# Data in this exercise:

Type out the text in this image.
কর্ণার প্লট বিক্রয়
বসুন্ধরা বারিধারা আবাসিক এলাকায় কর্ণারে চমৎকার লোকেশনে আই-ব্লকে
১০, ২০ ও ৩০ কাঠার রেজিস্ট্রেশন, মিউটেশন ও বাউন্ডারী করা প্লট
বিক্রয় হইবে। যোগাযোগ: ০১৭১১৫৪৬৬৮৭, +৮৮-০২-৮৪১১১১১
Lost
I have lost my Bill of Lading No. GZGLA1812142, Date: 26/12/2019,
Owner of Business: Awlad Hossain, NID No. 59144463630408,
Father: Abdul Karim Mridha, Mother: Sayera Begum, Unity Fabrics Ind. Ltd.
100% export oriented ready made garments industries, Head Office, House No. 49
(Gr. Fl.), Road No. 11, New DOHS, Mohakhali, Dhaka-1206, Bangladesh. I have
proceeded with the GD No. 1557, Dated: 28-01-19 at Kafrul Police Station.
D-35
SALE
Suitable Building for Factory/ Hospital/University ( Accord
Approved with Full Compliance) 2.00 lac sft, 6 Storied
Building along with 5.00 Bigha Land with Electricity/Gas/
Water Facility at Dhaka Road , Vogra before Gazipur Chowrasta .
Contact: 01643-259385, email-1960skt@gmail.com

# What the task asks:
Print all the data exactly.

# Response to this exercise:
Type out the text in this image.
কর্ণার প্লট বিক্রয়
বসুন্ধরা বারিধারা আবাসিক এলাকায় কর্ণারে চমৎকার লোকেশনে আই-ব্লকে
১০, ২০ ও ৩০ কাঠার রেজিস্ট্রেশন, মিউটেশন ও বাউন্ডারী করা প্লট
বিক্রয় হইবে। যোগাযোগ: ০১৭১১৫৪৬৬৮৭, +৮৮-০২-৮৪১১১১১
Lost
I have lost my Bill of Lading No. GZGLA1812142, Date: 26/12/2019,
Owner of Business: Awlad Hossain, NID No. 59144463630408,
Father: Abdul Karim Mridha, Mother: Sayera Begum, Unity Fabrics Ind. Ltd.
100% export oriented ready made garments industries, Head Office, House No. 49
(Gr. Fl.), Road No. 11, New DOHS, Mohakhali, Dhaka-1206, Bangladesh. I have
proceeded with the GD No. 1557, Dated: 28-01-19 at Kafrul Police Station.
D-35
SALE
Suitable Building for Factory/ Hospital/University ( Accord
Approved with Full Compliance) 2.00 lac sft, 6 Storied
Building along with 5.00 Bigha Land with Electricity/Gas/
Water Facility at Dhaka Road , Vogra before Gazipur Chowrasta .
Contact: 01643-259385, email-1960skt@gmail.com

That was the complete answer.